PROBLEM DETAILS :: Can you recast the entries from their first line through the line that contains "- reply-bar: [0, 2191, 1190, 2333]", both ends included, as a JSON list of strings with one string per line and blank lines left out?
======== SUPPLIED DATA
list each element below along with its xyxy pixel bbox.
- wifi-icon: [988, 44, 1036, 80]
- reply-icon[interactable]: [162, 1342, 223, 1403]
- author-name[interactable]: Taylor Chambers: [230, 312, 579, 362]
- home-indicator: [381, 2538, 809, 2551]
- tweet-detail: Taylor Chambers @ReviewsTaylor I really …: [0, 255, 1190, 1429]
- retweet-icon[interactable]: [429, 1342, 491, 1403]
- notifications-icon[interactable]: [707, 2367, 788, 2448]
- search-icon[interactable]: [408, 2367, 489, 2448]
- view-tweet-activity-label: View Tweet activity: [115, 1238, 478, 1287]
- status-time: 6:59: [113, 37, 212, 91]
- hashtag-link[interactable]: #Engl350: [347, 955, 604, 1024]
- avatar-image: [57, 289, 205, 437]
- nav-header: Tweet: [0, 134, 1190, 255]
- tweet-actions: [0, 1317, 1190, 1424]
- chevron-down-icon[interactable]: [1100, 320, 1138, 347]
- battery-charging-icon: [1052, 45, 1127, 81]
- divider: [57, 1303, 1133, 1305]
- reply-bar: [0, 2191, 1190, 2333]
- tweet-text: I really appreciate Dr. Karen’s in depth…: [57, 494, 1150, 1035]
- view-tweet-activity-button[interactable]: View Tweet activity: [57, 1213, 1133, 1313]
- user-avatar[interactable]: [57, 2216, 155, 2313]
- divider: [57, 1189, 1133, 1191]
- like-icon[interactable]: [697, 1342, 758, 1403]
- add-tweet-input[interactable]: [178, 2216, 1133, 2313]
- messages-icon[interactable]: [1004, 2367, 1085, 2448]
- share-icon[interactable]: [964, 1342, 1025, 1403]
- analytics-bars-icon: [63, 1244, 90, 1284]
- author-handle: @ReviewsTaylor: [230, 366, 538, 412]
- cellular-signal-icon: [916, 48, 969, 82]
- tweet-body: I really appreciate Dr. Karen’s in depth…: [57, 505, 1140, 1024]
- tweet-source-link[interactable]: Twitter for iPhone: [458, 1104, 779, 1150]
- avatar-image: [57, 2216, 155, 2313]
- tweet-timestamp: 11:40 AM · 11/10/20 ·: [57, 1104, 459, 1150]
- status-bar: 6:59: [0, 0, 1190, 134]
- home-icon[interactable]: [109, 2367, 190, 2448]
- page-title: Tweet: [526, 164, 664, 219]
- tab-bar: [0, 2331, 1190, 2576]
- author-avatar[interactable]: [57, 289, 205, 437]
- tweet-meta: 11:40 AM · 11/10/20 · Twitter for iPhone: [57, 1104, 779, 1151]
================
WRITTEN ANSWER ::
[
  "list each element below along with its xyxy pixel bbox.",
  "- wifi-icon: [988, 44, 1036, 80]",
  "- reply-icon[interactable]: [162, 1342, 223, 1403]",
  "- author-name[interactable]: Taylor Chambers: [230, 312, 579, 362]",
  "- home-indicator: [381, 2538, 809, 2551]",
  "- tweet-detail: Taylor Chambers @ReviewsTaylor I really …: [0, 255, 1190, 1429]",
  "- retweet-icon[interactable]: [429, 1342, 491, 1403]",
  "- notifications-icon[interactable]: [707, 2367, 788, 2448]",
  "- search-icon[interactable]: [408, 2367, 489, 2448]",
  "- view-tweet-activity-label: View Tweet activity: [115, 1238, 478, 1287]",
  "- status-time: 6:59: [113, 37, 212, 91]",
  "- hashtag-link[interactable]: #Engl350: [347, 955, 604, 1024]",
  "- avatar-image: [57, 289, 205, 437]",
  "- nav-header: Tweet: [0, 134, 1190, 255]",
  "- tweet-actions: [0, 1317, 1190, 1424]",
  "- chevron-down-icon[interactable]: [1100, 320, 1138, 347]",
  "- battery-charging-icon: [1052, 45, 1127, 81]",
  "- divider: [57, 1303, 1133, 1305]",
  "- reply-bar: [0, 2191, 1190, 2333]"
]